> INPUT:
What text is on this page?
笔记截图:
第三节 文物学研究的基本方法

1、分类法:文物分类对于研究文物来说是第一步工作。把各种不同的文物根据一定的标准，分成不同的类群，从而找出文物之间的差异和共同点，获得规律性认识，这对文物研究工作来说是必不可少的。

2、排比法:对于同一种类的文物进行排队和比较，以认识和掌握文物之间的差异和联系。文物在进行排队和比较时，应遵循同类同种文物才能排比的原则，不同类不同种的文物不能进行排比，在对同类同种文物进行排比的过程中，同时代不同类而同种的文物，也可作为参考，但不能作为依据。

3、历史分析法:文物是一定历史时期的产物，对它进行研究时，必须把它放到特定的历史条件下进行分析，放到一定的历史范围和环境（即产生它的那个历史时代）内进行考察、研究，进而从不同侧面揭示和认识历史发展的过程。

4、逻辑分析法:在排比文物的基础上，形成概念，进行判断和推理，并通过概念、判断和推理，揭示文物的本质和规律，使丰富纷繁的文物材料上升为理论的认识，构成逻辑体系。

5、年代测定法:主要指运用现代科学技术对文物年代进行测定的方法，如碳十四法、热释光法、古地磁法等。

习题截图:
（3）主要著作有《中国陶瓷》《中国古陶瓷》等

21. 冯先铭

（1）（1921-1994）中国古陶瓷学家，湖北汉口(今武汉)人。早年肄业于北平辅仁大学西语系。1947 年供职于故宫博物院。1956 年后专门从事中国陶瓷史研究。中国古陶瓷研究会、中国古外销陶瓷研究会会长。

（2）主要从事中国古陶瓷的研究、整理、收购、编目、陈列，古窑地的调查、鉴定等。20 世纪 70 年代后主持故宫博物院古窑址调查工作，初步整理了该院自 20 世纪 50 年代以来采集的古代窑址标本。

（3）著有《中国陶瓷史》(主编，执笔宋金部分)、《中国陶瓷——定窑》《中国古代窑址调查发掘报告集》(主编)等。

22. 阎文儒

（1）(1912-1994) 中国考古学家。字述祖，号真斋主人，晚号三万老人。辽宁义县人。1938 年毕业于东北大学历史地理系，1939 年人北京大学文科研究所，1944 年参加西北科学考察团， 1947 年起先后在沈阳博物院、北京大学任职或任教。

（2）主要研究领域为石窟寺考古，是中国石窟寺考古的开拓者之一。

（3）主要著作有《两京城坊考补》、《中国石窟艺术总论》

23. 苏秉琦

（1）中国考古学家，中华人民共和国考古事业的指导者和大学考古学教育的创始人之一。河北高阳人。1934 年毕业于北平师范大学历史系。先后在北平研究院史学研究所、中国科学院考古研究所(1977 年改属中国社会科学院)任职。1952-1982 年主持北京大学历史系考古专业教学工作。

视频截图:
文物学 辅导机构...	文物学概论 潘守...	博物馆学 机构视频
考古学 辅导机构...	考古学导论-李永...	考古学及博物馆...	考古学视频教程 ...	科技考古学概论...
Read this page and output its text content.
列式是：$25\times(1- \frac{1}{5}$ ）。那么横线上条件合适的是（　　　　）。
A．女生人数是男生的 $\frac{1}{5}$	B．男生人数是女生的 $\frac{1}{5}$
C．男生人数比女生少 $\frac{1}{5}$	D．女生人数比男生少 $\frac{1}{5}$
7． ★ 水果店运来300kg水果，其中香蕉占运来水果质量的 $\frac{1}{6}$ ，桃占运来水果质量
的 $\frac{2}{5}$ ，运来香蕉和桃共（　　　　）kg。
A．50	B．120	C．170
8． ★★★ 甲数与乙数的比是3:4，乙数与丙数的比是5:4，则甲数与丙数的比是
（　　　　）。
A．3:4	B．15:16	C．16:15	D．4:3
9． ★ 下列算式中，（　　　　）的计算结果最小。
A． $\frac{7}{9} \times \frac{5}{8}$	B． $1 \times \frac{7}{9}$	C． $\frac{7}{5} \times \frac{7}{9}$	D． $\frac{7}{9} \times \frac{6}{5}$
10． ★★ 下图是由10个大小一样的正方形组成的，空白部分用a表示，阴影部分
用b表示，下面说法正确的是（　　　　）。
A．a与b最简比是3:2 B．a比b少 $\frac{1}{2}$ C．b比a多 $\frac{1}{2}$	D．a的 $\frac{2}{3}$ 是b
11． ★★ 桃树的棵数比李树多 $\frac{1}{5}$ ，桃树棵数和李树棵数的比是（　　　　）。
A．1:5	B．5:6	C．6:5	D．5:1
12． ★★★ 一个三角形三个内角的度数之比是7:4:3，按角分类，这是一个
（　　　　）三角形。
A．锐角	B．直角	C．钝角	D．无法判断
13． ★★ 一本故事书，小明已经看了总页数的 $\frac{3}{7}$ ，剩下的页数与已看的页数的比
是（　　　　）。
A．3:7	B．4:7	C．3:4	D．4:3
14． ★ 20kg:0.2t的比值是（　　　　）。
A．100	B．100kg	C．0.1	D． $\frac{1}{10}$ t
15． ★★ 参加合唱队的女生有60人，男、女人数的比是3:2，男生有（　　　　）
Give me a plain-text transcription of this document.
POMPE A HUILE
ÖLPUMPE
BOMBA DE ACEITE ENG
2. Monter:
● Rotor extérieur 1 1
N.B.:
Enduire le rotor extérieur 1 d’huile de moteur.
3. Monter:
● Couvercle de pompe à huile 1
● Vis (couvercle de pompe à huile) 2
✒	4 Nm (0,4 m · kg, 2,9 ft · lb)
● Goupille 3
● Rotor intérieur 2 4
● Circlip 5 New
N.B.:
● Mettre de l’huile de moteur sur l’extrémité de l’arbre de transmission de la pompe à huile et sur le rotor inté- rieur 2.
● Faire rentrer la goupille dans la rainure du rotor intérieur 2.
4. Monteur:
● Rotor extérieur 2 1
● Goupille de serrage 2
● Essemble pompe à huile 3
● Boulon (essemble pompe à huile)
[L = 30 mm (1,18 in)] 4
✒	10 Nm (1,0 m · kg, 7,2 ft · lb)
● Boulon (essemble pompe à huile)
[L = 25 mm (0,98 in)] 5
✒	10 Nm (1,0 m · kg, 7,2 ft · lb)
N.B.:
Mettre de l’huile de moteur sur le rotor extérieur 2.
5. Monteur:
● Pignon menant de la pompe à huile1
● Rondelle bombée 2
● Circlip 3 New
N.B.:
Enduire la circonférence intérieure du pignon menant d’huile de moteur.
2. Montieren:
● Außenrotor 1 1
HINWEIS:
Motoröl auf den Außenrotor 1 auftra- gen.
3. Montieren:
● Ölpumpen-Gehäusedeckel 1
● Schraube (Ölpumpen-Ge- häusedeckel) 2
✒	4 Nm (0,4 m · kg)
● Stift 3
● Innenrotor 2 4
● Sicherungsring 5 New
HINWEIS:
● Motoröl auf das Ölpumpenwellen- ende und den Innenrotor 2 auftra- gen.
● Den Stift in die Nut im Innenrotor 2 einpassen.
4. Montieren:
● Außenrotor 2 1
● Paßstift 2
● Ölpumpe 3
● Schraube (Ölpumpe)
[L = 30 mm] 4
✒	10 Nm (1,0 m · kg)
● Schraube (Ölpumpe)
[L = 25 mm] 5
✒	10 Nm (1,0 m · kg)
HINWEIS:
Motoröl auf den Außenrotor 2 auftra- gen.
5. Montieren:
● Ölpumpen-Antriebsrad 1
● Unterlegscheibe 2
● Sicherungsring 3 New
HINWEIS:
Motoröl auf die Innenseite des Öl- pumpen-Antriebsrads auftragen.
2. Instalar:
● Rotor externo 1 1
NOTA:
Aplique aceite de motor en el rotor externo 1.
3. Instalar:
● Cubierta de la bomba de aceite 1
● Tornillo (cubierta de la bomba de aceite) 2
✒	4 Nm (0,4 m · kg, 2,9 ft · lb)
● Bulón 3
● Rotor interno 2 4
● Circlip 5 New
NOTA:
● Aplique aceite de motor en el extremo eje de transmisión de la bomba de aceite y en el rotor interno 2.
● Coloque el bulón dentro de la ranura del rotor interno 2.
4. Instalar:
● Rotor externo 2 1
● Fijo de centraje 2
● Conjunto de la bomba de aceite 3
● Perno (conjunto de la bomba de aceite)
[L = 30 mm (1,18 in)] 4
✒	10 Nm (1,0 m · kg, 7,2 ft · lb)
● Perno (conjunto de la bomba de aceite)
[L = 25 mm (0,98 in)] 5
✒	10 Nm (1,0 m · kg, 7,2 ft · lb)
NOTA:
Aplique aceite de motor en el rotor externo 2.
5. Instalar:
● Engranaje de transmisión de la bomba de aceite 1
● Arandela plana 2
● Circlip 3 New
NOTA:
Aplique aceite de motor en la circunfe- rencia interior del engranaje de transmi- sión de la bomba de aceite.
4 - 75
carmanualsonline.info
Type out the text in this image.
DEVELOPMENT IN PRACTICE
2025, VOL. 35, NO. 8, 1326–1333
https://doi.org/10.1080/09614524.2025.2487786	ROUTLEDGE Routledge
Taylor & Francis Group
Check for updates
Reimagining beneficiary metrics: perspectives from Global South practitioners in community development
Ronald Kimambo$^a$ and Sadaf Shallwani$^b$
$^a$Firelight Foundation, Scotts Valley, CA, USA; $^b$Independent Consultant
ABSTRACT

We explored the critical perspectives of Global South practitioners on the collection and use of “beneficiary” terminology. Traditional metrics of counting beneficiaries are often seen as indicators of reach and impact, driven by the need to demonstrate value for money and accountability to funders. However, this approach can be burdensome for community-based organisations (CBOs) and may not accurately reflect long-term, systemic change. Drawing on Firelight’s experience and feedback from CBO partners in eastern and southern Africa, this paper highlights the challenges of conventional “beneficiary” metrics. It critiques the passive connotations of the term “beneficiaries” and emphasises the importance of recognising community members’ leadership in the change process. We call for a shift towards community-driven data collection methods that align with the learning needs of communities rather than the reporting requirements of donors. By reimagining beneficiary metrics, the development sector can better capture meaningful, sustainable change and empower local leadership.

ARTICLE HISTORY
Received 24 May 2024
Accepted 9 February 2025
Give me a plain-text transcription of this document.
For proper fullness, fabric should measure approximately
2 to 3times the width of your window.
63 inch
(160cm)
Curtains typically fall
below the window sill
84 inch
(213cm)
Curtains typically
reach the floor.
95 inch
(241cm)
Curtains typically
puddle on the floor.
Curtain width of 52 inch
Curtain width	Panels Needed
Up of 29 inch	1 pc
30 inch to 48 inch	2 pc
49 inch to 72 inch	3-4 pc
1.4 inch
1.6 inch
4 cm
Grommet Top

> WHAT YOU WILL DO:
Determine how many lines contain the word "Mettre" and reply with that number alone.

> FULL RESPONSE:
2